■ WRITTEN TASK 1
Reproduce the records verbatim, from their first line through the line containing "group-similar-label: Ryhmitä samanlaiset", including both of those lines.

Monofilament gill nets came to the UK in 1979 and have had a devastating effect. Fish are unable to see and avoid them, unlike traditional nets. Soon, areas where fishing had once been exceptional were almost devoid of life. It's not just fish that have been affected. Gill nets are indiscriminate, trapping seals, dolphins and diving birds.

Because they are often set very close inshore, they are also highly dangerous to boats, divers and even swimmers. The main target is bass, along with salmon and sea trout. The only fish for which there are no total catch quotas, bass sell commercially for pounds 5 a pound and as much as pounds 10 in the shops, making them far more expensive than salmon.

A netter taking 10 bass a day averaging 5lb is making pounds 250. In recessionary times, and with a 160-yard net costing just pounds 55, a huge 'black' economy has flourished. Legislation is hazy and policing almost non-existent.

Meade, a machine operator from Holyhead, has produced a national report on this and pestered MPs, ministers and fishery officials. A network of concerned contacts supplied him with details, such as two lorries a week travelling to France with an estimated pounds 700,000 of bass. All this investigative work has brought him so far is threatening phone calls and death warnings.

■ SUPPLIED RECORDS
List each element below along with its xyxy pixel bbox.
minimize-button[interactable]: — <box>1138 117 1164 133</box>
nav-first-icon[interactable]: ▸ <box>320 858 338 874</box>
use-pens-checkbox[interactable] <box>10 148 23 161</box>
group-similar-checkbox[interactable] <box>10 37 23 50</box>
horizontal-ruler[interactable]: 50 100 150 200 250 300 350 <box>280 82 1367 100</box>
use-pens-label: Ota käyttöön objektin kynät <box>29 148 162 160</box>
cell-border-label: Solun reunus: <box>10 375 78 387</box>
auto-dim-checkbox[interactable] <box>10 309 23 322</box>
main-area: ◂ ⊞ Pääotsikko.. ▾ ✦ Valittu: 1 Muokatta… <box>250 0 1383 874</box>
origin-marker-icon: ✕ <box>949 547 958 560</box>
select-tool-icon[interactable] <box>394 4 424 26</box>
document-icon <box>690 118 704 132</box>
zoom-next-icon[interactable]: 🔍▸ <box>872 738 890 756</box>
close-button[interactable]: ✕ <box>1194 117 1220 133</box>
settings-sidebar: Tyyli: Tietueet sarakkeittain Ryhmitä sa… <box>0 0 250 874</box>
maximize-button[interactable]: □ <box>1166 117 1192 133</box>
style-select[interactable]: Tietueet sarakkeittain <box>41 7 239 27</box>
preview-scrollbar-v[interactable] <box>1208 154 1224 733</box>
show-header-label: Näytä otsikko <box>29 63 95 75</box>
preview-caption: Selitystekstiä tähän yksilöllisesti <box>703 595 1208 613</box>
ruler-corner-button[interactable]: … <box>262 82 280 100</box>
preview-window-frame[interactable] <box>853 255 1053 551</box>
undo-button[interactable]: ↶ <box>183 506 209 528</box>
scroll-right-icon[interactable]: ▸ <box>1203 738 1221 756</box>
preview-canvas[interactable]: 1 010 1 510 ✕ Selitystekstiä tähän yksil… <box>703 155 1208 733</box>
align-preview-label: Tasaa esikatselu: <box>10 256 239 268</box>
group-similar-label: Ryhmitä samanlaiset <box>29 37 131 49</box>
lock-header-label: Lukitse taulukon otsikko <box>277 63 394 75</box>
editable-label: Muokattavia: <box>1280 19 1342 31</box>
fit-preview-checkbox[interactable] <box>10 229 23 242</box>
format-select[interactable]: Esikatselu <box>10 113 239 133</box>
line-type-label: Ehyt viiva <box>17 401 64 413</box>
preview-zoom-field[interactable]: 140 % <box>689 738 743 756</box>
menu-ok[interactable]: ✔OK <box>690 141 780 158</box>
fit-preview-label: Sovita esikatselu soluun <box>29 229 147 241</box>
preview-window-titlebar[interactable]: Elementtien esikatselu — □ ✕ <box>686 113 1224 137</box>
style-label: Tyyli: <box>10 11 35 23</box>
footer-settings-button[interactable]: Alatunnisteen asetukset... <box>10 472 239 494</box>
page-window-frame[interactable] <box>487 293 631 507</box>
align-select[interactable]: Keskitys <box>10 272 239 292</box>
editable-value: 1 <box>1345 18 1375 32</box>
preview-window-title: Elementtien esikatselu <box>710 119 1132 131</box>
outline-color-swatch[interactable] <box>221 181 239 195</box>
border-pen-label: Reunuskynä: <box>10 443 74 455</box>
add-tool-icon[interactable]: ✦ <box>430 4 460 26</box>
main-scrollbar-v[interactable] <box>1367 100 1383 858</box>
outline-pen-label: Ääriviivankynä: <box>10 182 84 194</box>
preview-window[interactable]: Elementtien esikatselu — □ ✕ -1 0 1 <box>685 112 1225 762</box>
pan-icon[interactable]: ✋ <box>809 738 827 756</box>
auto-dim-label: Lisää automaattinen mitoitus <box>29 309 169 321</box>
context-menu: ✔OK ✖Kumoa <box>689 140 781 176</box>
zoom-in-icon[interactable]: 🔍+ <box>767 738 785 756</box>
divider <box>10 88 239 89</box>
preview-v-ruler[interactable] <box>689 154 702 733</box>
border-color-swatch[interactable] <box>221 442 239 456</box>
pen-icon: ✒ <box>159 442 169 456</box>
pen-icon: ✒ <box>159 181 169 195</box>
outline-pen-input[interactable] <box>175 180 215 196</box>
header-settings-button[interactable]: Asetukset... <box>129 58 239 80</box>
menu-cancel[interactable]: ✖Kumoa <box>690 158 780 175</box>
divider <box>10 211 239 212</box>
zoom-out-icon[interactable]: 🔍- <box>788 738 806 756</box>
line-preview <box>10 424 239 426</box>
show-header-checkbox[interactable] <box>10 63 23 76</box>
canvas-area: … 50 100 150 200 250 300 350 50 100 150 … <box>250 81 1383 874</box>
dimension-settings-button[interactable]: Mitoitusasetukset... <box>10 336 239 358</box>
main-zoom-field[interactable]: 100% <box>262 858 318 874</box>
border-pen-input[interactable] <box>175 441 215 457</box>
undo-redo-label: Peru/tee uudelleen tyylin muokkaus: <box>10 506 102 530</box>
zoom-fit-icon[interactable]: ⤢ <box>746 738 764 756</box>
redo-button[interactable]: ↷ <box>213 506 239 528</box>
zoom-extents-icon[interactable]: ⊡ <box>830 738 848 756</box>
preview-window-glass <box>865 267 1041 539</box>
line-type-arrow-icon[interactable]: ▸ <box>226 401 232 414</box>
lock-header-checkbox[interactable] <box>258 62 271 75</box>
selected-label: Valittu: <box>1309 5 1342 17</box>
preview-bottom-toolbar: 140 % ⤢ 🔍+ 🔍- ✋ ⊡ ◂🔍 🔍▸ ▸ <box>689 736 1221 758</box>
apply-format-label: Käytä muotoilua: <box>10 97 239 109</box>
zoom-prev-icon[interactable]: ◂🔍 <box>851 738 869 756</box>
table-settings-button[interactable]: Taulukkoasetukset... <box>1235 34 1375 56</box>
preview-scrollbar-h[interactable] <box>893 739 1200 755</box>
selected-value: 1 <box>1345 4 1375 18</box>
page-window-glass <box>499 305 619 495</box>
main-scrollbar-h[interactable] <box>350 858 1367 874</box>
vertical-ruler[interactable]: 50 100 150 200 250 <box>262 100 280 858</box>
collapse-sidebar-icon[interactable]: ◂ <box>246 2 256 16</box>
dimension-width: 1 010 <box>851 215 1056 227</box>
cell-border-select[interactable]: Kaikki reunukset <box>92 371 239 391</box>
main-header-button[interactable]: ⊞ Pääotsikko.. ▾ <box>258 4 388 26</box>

■ WRITTEN TASK 2
Resume the passage on monofilament gill nets in UK waters, beginning immediately after its final sentence.

■ EXERCISE OUTPUT 1
List each element below along with its xyxy pixel bbox.
minimize-button[interactable]: — <box>1138 117 1164 133</box>
nav-first-icon[interactable]: ▸ <box>320 858 338 874</box>
use-pens-checkbox[interactable] <box>10 148 23 161</box>
group-similar-checkbox[interactable] <box>10 37 23 50</box>
horizontal-ruler[interactable]: 50 100 150 200 250 300 350 <box>280 82 1367 100</box>
use-pens-label: Ota käyttöön objektin kynät <box>29 148 162 160</box>
cell-border-label: Solun reunus: <box>10 375 78 387</box>
auto-dim-checkbox[interactable] <box>10 309 23 322</box>
main-area: ◂ ⊞ Pääotsikko.. ▾ ✦ Valittu: 1 Muokatta… <box>250 0 1383 874</box>
origin-marker-icon: ✕ <box>949 547 958 560</box>
select-tool-icon[interactable] <box>394 4 424 26</box>
document-icon <box>690 118 704 132</box>
zoom-next-icon[interactable]: 🔍▸ <box>872 738 890 756</box>
close-button[interactable]: ✕ <box>1194 117 1220 133</box>
settings-sidebar: Tyyli: Tietueet sarakkeittain Ryhmitä sa… <box>0 0 250 874</box>
maximize-button[interactable]: □ <box>1166 117 1192 133</box>
style-select[interactable]: Tietueet sarakkeittain <box>41 7 239 27</box>
preview-scrollbar-v[interactable] <box>1208 154 1224 733</box>
show-header-label: Näytä otsikko <box>29 63 95 75</box>
preview-caption: Selitystekstiä tähän yksilöllisesti <box>703 595 1208 613</box>
ruler-corner-button[interactable]: … <box>262 82 280 100</box>
preview-window-frame[interactable] <box>853 255 1053 551</box>
undo-button[interactable]: ↶ <box>183 506 209 528</box>
scroll-right-icon[interactable]: ▸ <box>1203 738 1221 756</box>
preview-canvas[interactable]: 1 010 1 510 ✕ Selitystekstiä tähän yksil… <box>703 155 1208 733</box>
align-preview-label: Tasaa esikatselu: <box>10 256 239 268</box>
group-similar-label: Ryhmitä samanlaiset <box>29 37 131 49</box>

■ EXERCISE OUTPUT 2
It's easy to dismiss him as an interfering busybody, snitching to the Revenue on people who are just making a few quid on the side. But Meade says: 'I believe this black economy is worth at least pounds 50m and is now almost as large as the legitimate fishery for bass.'

It has also devastated stocks. Meade has documented one boat alone that has taken 85,000lb of bass in a few months. In one case, he counted 445 nets in a two-mile stretch. It is almost impossible to find a popular angling spot off much of our coastline that is not walled with gill nets trapping everything from salmon to cod. The recent 'fish war' off Cornwall was less about Anglo-French relations than gill-netting.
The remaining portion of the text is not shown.